Among the lines below, list those containing the string "type".

=-=-=-=-=

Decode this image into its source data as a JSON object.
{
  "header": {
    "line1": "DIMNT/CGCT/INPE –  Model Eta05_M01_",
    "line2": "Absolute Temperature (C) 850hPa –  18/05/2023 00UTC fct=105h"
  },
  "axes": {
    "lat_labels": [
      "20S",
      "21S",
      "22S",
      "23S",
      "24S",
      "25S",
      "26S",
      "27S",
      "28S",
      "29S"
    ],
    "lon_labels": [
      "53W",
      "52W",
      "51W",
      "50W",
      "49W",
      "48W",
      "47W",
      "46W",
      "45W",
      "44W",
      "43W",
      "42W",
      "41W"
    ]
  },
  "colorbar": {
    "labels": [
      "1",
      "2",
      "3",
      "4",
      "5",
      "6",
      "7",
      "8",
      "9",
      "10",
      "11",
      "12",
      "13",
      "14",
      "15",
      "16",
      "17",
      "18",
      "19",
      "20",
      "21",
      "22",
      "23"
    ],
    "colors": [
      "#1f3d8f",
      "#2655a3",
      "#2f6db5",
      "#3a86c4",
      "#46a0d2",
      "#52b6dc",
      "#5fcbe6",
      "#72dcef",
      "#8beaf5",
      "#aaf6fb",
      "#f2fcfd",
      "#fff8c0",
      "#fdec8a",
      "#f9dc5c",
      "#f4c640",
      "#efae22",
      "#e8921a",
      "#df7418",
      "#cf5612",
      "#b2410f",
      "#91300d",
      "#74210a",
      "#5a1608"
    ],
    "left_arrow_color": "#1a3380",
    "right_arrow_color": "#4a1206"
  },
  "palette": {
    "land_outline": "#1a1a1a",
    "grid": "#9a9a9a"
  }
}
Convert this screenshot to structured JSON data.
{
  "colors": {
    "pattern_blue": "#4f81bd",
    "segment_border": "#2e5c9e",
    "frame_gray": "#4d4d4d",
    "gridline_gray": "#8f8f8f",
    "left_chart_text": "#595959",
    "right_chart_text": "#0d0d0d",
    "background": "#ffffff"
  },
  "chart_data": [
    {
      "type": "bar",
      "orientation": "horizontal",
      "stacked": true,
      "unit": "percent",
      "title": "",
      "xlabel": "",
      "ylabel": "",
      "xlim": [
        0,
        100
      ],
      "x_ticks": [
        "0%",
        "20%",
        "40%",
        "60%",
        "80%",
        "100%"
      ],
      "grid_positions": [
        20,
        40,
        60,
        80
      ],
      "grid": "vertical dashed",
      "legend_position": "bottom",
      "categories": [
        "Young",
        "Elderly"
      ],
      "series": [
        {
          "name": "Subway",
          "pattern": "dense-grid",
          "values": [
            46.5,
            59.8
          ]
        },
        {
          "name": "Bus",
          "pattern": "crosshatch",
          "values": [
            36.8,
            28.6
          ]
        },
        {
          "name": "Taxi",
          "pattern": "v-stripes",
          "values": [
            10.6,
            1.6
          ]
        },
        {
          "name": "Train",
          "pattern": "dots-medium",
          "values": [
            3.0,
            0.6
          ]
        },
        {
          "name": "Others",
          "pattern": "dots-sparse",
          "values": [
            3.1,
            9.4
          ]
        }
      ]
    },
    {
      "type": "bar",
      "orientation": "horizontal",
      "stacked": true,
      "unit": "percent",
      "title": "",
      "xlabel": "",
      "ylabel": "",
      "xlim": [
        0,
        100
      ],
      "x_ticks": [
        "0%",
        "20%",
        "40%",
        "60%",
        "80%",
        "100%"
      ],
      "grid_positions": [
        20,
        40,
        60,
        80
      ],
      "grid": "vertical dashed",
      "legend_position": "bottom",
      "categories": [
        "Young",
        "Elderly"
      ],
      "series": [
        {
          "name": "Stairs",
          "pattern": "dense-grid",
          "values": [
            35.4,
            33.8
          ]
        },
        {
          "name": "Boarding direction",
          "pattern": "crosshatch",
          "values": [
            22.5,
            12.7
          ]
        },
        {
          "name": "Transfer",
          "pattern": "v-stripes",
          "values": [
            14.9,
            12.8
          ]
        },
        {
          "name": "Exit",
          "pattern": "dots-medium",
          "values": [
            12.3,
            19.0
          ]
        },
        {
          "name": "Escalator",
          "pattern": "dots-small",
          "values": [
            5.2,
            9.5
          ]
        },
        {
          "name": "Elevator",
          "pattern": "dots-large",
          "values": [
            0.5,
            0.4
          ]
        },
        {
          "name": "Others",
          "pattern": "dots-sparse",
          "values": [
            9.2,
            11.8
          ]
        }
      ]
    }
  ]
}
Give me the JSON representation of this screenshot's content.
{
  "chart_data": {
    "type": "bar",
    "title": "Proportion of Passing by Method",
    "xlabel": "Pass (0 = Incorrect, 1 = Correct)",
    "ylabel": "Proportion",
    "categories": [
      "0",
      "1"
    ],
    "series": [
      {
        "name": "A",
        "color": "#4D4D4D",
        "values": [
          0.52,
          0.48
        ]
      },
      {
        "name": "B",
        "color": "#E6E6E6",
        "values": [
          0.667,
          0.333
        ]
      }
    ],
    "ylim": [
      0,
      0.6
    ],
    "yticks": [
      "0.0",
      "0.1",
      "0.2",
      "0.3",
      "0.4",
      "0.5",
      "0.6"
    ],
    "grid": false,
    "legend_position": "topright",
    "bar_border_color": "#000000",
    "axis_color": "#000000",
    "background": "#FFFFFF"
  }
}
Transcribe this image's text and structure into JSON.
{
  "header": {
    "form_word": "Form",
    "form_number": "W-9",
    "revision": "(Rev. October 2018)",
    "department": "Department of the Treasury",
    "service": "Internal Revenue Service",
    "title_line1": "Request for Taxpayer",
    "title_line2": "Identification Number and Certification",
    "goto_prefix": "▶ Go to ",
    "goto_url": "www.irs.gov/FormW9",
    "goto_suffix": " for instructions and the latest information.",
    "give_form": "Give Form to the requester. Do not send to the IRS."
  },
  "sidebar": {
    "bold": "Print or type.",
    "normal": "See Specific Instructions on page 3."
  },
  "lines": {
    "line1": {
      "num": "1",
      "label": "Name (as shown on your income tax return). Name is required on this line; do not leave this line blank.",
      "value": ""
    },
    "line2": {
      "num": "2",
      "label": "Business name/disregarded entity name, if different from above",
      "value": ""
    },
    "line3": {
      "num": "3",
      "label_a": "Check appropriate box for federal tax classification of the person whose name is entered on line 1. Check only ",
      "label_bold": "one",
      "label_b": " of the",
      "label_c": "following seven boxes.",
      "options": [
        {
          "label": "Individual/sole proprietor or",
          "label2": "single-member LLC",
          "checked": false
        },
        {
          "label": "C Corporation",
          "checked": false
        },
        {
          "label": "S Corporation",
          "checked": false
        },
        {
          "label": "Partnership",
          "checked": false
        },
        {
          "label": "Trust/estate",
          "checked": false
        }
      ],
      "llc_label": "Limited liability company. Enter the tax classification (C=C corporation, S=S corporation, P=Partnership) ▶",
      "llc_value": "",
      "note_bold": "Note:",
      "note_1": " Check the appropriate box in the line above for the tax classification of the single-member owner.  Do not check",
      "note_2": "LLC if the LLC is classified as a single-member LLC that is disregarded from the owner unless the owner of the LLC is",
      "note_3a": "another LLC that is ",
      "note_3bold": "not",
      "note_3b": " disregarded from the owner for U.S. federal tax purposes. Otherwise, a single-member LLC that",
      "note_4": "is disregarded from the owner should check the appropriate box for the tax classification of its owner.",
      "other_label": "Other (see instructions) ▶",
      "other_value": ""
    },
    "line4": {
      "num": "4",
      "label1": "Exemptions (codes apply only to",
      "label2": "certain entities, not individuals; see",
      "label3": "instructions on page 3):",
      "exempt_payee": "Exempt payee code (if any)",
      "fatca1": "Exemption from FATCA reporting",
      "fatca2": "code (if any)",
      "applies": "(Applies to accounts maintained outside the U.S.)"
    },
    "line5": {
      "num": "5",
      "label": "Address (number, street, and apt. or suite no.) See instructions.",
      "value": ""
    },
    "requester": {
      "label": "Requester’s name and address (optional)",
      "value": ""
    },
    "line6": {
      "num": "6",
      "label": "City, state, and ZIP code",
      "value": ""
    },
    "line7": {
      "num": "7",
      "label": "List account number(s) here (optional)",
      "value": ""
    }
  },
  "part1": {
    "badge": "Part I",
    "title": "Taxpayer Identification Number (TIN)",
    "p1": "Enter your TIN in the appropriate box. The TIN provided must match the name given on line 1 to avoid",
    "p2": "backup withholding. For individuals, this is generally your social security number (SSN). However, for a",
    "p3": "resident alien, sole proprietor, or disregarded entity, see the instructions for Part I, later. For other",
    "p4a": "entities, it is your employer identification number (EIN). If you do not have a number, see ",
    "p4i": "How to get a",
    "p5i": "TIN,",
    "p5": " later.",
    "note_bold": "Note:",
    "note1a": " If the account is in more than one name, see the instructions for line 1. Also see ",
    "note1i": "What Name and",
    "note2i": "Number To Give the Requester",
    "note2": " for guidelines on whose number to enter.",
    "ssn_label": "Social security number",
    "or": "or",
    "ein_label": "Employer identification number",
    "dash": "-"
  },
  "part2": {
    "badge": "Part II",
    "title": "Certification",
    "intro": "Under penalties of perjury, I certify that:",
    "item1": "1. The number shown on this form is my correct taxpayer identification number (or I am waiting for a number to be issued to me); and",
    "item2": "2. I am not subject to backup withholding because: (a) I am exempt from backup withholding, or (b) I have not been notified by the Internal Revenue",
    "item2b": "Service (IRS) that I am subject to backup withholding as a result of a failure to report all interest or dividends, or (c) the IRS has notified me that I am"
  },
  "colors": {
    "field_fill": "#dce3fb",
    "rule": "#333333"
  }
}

=-=-=-=-=

> [Final answer]:
      "type": "bar",
      "type": "bar",
    "type": "bar",
    "bold": "Print or type.",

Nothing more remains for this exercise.